• [TEXTE ÉTUDIÉ]

"""

Plus d’un an après les premiers méls d’avertissement, 159 dossiers d’internautes ayant manqué à leur obligation de surveillance de leur accès internet sont actuellement examinés par la Commission de la protection des droits de l’Hadopi en vue de leur éventuelle transmission au Parquet avant le printemps 2012. Si l’infraction de négligence caractérisée est retenue par le juge, l’internaute se verra alors condamné à une amende prévue pour les contraventions de 5ème classe et éventuellement à une peine complémentaire de suspension d’accès internet pour une durée maximum d’un mois.

Toutefois, contrairement à ce qu’avait pu affirmer dans la revue Challenge Didier Mathus, membre du collège de l’Hadopi, les 159 dossiers ne seront pas tous transmis au Parquet, seuls les récidivistes caractérisés verront leur cas examiné par le Parquet (1). En effet, dans une interview au journal Les Echos (2) Madame Mireille Imbert-Quaretta, présidente de la commission avait fait savoir avec quelle précaution ces dossiers seront examinés : « nous prenons beaucoup de temps et faisons attention sur les dossiers, pour qu’ils soient incontestables. La personne devra avoir été avisée et persister ». Tâche délicate car les adresses Ip ne suffisent pas toujours à identifier le véritable pirate, notamment lorsqu’elles ont été usurpées.

Enfin, la poursuite des internautes récidivistes n’est pas la mission première de l’Hadopi qui tient à rappeler que son rôle est avant tout préventif et non répressif.

(1) Marc Rees, “Selon la Hadopi, 159 dossiers au parquet, selon la Hadopi, aucun”, Pcinpact.com du 2 février 2012.
(2) Grégoire Poussielgue, « En France, Hadopi s’apprête à transmettre les premiers dossiers à la justice », Les Echos du 16-12-2011.

"""

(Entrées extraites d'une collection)

"""

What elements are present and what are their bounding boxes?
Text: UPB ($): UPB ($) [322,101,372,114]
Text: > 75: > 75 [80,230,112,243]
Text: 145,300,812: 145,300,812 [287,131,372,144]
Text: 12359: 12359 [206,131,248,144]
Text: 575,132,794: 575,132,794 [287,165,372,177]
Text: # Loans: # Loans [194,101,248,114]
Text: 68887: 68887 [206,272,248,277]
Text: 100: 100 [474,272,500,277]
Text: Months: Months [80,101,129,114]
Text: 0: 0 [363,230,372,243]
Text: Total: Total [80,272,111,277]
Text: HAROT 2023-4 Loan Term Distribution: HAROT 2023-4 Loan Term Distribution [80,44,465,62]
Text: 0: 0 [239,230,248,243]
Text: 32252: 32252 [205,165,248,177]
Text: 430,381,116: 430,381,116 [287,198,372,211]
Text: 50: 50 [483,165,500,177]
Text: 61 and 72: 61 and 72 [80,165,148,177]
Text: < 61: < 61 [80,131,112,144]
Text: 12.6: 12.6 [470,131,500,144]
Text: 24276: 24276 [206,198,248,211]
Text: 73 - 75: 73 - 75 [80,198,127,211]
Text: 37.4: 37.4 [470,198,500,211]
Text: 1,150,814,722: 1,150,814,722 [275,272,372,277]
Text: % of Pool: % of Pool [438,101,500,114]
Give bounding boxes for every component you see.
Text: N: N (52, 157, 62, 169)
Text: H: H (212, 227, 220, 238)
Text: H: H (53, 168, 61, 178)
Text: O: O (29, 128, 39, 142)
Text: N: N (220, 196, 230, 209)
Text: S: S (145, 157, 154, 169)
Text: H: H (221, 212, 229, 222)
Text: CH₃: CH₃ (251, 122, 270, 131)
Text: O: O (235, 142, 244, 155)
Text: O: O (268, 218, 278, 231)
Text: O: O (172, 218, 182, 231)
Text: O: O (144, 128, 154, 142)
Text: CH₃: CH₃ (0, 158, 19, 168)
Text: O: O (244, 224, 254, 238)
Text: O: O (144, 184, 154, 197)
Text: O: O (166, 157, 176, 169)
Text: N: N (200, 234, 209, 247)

"""

• [TÂCHE À RÉALISER]
Selon le texte étudié, quelle durée maximale peut atteindre la suspension d'accès internet prononcée comme peine complémentaire ? Les entrées n'ont aucun rapport avec le texte étudié.

• [CORRIGÉ]
Un mois au maximum.